- _Work instructions_
Read the listing and extract each line that includes the word "pour".

Lines of data:
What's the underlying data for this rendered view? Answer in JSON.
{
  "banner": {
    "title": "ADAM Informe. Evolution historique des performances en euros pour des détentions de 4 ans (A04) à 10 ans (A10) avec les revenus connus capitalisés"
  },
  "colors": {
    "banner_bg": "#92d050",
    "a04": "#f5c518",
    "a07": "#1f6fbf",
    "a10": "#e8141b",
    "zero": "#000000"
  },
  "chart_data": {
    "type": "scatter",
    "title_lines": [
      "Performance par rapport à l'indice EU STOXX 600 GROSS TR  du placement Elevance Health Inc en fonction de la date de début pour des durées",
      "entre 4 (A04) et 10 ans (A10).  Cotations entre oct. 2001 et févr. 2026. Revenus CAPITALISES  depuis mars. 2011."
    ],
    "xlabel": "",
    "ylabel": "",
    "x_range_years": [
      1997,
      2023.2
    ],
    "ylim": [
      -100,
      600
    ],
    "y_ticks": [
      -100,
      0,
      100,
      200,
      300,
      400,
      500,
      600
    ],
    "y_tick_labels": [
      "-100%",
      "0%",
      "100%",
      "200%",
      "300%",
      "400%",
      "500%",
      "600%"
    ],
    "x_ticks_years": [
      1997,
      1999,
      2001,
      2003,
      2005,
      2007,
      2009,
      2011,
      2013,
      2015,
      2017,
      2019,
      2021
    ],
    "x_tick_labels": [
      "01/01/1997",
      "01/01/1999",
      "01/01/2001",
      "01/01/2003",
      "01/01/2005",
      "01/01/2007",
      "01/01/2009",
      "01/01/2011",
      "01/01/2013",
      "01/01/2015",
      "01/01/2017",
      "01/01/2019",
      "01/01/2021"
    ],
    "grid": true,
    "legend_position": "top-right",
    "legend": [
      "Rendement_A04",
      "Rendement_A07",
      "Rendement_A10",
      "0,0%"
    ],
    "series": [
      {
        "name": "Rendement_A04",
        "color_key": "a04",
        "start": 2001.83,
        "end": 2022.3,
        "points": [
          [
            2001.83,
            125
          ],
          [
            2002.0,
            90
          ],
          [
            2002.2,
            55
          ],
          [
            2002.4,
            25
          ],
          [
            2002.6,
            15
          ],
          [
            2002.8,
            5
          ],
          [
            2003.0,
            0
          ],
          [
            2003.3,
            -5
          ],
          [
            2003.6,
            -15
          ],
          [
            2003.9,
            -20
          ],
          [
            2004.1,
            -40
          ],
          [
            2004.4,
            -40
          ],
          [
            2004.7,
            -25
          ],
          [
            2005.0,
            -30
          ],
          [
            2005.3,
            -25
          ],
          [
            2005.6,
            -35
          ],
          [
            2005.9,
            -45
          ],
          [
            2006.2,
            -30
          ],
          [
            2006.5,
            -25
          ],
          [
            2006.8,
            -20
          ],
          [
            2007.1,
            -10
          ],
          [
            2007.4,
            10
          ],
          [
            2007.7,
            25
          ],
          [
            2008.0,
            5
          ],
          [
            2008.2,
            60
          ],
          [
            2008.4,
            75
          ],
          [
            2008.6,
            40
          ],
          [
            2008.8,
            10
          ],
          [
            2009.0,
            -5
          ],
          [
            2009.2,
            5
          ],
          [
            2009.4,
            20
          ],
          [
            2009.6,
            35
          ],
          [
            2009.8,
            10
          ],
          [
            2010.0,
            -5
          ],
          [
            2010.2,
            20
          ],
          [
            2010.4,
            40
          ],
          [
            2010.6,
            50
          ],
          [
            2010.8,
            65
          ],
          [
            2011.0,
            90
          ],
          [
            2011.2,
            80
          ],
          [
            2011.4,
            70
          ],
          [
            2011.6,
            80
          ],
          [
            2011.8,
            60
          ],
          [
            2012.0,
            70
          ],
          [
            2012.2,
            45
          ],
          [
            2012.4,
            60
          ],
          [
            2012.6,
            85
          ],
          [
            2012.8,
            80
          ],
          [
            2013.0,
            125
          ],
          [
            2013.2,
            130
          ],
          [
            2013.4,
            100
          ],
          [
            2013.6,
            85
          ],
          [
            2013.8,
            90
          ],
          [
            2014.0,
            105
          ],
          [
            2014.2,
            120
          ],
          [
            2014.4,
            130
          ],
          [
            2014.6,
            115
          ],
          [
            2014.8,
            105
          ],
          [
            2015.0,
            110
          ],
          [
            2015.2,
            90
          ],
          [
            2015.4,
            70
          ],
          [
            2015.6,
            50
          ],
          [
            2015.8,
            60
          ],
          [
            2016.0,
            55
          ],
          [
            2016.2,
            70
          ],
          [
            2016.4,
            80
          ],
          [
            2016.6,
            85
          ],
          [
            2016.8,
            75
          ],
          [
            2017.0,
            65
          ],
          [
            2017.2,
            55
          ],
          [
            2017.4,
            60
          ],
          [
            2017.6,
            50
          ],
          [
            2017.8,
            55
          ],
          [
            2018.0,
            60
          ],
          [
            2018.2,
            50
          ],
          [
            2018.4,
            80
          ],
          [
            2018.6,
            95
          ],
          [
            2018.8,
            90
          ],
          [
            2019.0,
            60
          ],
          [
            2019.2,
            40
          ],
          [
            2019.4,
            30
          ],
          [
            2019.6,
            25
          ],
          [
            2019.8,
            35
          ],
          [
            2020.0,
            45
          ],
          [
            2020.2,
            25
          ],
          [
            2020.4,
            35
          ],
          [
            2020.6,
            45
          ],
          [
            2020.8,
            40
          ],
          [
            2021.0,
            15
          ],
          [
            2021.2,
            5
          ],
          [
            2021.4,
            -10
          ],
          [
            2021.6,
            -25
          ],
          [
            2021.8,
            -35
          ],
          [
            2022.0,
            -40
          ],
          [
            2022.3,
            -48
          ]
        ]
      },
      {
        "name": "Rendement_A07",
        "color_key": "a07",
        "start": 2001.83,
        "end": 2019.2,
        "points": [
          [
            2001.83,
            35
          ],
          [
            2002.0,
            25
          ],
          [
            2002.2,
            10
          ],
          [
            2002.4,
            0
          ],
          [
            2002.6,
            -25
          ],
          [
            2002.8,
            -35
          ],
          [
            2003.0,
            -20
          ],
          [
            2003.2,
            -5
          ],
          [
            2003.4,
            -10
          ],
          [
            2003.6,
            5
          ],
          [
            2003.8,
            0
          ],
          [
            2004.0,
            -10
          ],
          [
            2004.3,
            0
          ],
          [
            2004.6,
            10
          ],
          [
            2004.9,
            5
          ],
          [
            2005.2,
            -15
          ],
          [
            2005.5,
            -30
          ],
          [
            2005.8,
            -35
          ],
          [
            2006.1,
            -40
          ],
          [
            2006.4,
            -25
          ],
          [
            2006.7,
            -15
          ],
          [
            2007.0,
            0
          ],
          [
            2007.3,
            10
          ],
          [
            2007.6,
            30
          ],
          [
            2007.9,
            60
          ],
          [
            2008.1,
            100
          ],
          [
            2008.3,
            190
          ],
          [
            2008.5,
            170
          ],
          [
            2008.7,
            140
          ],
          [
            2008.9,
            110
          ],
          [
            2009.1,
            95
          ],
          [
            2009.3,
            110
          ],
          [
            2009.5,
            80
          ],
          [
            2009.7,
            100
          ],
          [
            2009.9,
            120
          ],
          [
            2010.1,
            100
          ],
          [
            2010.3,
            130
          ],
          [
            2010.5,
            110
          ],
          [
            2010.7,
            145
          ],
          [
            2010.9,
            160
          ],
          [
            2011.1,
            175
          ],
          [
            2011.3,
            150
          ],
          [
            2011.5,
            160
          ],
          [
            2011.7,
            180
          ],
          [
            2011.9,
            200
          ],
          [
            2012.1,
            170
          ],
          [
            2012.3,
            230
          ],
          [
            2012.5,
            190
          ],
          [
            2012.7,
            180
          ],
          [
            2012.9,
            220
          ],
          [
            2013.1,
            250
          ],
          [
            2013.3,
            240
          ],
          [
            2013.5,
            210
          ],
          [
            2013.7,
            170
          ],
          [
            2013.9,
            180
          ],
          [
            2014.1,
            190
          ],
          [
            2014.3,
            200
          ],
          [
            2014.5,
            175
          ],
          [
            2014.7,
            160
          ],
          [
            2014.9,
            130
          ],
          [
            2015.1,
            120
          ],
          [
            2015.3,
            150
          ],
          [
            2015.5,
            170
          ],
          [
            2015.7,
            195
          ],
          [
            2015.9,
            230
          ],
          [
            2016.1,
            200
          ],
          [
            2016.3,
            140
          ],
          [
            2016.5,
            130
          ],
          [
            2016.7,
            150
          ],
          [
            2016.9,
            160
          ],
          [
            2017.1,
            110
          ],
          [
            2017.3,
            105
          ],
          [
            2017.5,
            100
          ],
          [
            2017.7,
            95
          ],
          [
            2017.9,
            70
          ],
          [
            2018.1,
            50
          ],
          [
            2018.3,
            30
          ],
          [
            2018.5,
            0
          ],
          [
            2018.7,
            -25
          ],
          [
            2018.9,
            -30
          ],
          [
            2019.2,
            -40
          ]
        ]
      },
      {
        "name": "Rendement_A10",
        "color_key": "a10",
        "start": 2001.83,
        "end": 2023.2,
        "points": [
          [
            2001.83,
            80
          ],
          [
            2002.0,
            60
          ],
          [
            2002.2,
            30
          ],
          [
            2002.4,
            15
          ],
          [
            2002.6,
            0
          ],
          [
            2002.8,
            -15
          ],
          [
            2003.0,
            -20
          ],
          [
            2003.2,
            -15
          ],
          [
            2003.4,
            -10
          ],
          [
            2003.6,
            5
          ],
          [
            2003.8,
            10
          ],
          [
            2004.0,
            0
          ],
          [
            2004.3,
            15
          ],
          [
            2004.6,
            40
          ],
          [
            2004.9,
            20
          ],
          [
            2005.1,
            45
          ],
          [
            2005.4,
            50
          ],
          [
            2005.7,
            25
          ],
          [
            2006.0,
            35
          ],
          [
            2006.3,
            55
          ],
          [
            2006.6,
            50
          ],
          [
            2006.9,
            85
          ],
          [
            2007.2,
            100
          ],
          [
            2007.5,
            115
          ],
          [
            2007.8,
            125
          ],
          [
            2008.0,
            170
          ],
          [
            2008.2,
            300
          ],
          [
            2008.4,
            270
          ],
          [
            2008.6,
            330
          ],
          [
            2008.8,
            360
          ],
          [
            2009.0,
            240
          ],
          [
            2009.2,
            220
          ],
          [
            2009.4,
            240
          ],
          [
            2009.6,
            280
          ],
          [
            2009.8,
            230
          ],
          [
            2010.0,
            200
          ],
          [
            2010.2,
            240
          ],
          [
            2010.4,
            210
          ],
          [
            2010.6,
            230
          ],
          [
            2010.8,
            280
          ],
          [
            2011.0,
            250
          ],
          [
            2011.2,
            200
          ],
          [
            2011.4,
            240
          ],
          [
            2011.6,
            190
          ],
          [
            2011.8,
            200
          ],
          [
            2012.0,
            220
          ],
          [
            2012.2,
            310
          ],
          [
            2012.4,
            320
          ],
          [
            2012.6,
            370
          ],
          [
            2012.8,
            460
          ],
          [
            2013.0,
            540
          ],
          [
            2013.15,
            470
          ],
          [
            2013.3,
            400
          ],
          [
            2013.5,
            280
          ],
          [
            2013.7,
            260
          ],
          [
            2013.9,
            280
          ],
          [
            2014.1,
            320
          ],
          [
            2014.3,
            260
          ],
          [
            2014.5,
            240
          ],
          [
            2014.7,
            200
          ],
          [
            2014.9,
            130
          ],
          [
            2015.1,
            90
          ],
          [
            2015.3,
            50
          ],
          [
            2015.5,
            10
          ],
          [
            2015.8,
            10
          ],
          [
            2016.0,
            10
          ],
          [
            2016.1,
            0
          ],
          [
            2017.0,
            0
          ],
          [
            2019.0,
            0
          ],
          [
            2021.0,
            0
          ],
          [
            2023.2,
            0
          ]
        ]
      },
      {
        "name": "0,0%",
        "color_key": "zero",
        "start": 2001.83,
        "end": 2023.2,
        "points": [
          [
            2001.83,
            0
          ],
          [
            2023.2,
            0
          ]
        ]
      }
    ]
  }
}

- _Output below_
    "title": "ADAM Informe. Evolution historique des performances en euros pour des détentions de 4 ans (A04) à 10 ans (A10) avec les revenus connus capitalisés"
      "Performance par rapport à l'indice EU STOXX 600 GROSS TR  du placement Elevance Health Inc en fonction de la date de début pour des durées",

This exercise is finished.